__Action item 1__
Summarize the Allston journal entry below in two sentences.
__Action item 2__
For each statement, answer yes or no on whether the Allston journal entry below agrees, and quote the words of the entry that decide it: (a) The walk through Allston came after a midnight movie. (b) The writer says the pain in the face has gone away. (c) The writer mentions eating pureed bean, pea and lentil stews.

__Selected text__
★ ★ ★ ★ ★ ★ ★

Sep 10, 2005 02:49
walking through allston after a midnight movie, still reeling from painkillers: half asleep, half movie-dazed with bleary eyes and an exhaustion unscathed by fresh air. ahh yes, it was seriously wonderful, in the way that those moments can sometimes be. damn, that walk was filled with unequivocable ridiculousness: girls with their asses hanging out, drunken college kids, puking ya-dudes, random old friends, fresh vitamin water atop a trash can and a whole lotta laughter. and me, a whole lotta drugged up. lately i feel like a bad 80's movie: stay out too late, wake too early, dark circles & make-up, fantastic dresses, pain in my face won't go away, smile at work & ignore the ache, return home, pour a drink, then it wears off, take a pill, dance around my bedroom, get real loopey, leave house become excessively social and outgoing, make crude comments and out of place jokes, become surprised at laughter, go home, eat icecream, passout. and this goes on. its funny really no. but its not my fault, its either drink to numb my face or take the damn pills. most people would probably kill for my completely justified and necessary booze and pill course of action, but i'm a relatively content and amused individual. save for hopelessly and romantically doomed in a comic-book kind of way, i enjoy my life. even trudging through allston when the bars are letting out puts a smile on my face. therefore i don't need or want to be numb, out of it and only able to recall bits and pieces of conversations and events.
plus i've eaten more pureed bean, pea and lentil stews than is probably healthy. what was i saying? oh yes, men folk confuse the shit outta me. why can't things be simple? oh never mind, i'll remain ellusive and elaborate the next time. when the drugs wear off.
x, vickie "i spose yer guess is just as bad as mine".

★ ★ ★ ★ ★ ★ ★

__The data__
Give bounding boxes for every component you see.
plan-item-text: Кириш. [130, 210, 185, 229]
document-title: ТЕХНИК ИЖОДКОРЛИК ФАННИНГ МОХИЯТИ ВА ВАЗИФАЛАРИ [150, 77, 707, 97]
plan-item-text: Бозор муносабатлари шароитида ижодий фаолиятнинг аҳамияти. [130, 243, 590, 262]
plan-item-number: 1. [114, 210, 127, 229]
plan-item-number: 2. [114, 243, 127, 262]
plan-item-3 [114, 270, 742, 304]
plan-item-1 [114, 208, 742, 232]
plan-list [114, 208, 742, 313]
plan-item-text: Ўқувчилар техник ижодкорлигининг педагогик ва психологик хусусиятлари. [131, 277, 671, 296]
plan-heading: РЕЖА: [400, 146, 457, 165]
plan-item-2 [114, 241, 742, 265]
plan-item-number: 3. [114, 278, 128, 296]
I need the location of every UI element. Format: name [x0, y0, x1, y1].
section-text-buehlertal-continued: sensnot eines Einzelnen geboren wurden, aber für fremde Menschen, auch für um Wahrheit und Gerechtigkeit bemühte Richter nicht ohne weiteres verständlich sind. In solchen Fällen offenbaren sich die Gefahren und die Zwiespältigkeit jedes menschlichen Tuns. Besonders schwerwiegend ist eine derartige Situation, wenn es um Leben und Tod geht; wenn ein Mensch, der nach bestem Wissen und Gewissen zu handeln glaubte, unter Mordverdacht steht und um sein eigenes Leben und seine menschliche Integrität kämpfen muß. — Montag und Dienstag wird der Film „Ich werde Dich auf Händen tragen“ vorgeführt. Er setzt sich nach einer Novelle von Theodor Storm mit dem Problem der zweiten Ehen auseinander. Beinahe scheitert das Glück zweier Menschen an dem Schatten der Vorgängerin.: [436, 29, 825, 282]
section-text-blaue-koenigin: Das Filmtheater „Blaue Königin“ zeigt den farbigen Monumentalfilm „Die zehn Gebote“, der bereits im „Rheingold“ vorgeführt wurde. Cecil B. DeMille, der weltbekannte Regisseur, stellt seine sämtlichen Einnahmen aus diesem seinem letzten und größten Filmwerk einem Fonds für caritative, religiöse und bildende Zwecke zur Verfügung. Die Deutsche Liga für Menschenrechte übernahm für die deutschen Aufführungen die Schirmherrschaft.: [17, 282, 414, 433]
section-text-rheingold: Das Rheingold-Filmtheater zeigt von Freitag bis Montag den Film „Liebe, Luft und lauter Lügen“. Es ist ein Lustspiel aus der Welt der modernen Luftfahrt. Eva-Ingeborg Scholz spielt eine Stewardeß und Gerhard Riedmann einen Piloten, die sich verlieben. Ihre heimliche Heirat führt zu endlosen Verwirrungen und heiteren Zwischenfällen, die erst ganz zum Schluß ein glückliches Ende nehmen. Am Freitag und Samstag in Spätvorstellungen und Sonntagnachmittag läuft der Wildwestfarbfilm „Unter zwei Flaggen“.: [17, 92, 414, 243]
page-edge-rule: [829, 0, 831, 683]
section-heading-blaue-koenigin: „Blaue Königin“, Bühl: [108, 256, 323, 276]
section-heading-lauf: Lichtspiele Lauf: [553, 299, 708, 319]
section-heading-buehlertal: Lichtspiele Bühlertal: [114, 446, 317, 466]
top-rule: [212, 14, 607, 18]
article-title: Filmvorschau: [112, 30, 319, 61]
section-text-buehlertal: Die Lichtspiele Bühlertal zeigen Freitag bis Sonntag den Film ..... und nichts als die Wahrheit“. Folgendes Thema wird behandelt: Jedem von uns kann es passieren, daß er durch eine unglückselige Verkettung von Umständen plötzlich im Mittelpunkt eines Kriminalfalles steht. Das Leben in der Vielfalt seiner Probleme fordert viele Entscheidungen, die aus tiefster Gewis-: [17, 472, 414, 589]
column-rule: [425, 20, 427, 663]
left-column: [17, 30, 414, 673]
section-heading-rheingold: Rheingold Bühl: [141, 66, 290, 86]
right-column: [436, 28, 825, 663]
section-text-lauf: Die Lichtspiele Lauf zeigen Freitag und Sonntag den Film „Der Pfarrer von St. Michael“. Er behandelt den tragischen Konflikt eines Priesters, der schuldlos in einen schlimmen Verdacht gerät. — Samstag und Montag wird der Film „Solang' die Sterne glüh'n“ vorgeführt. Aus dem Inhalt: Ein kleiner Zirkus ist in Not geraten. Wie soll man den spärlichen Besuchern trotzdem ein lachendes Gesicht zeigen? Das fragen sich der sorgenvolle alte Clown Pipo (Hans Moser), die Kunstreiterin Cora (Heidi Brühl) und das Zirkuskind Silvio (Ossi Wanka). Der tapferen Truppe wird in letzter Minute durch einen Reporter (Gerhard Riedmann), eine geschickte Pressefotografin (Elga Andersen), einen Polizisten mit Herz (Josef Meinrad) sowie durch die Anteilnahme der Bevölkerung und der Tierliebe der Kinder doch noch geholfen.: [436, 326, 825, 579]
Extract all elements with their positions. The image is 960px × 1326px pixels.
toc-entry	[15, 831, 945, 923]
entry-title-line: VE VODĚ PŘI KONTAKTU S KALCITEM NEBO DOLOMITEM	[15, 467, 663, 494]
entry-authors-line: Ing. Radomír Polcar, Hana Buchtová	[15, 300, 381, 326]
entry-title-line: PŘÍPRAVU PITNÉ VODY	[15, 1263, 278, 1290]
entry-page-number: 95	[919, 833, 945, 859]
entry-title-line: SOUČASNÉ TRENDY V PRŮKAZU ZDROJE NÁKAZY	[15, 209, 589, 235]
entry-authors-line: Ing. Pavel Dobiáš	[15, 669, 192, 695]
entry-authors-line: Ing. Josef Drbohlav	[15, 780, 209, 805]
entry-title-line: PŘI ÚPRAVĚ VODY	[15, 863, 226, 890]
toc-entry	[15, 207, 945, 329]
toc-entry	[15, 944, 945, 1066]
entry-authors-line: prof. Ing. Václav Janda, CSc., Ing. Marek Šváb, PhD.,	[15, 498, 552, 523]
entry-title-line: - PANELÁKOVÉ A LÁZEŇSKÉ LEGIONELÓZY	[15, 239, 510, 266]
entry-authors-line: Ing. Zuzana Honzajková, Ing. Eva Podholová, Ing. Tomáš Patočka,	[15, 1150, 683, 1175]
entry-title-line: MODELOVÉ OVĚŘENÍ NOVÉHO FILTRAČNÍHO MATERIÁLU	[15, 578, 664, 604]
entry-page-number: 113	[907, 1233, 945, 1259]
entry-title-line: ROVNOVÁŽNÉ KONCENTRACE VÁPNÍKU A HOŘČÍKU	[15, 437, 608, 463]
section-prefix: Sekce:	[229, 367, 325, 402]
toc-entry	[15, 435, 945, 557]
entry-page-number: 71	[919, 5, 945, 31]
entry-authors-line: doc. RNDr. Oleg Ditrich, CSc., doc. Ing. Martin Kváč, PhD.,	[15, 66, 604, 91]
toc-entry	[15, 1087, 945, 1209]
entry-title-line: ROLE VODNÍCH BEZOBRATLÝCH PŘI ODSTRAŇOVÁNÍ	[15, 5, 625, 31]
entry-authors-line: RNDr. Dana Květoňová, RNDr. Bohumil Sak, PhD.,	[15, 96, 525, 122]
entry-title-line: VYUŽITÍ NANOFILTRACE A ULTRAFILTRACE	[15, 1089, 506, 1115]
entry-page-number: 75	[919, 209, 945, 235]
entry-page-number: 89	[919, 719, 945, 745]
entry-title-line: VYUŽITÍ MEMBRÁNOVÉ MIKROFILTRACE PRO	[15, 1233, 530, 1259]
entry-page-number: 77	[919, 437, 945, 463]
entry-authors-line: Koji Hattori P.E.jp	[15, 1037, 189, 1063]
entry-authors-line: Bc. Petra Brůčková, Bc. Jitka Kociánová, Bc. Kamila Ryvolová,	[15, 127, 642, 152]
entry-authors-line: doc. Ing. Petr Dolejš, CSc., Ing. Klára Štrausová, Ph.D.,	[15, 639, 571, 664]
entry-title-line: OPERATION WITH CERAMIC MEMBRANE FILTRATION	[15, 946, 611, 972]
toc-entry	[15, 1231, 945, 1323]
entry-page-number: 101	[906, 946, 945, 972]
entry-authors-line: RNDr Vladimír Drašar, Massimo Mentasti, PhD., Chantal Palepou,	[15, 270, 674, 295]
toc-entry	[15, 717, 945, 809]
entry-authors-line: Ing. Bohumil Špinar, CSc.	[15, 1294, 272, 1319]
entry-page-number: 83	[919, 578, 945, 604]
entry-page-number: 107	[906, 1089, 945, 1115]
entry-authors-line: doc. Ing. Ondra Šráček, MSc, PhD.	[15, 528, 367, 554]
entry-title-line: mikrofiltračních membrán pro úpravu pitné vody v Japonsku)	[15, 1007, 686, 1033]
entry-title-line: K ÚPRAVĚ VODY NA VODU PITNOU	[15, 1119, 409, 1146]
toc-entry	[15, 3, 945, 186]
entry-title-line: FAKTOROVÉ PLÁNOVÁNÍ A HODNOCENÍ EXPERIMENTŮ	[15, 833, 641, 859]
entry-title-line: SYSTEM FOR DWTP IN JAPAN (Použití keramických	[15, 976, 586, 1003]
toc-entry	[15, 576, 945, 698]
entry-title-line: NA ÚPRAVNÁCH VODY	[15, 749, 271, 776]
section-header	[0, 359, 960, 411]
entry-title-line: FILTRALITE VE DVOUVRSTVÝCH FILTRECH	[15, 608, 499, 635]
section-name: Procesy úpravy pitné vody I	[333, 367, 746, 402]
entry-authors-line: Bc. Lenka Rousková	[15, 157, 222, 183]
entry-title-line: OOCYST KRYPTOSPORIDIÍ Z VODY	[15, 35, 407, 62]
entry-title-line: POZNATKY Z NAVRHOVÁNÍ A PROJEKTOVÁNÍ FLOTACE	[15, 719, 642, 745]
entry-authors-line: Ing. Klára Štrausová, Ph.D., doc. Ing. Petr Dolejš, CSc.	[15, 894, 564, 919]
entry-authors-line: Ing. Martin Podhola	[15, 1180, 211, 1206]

★ ★ ★ ★ ★ ★ ★

__Solution 1__
The writer describes a walk through Allston after a midnight movie, half asleep from painkillers and amused by drunken college kids, old friends and a lot of laughter. Facial pain leaves the writer choosing between drinking and taking pills, but the writer enjoys life and does not want to be numb or to recall only bits and pieces of conversations and events.

__Solution 2__
(a) Yes: "walking through allston after a midnight movie"
(b) No: "pain in my face won't go away"
(c) Yes: "i've eaten more pureed bean, pea and lentil stews than is probably healthy"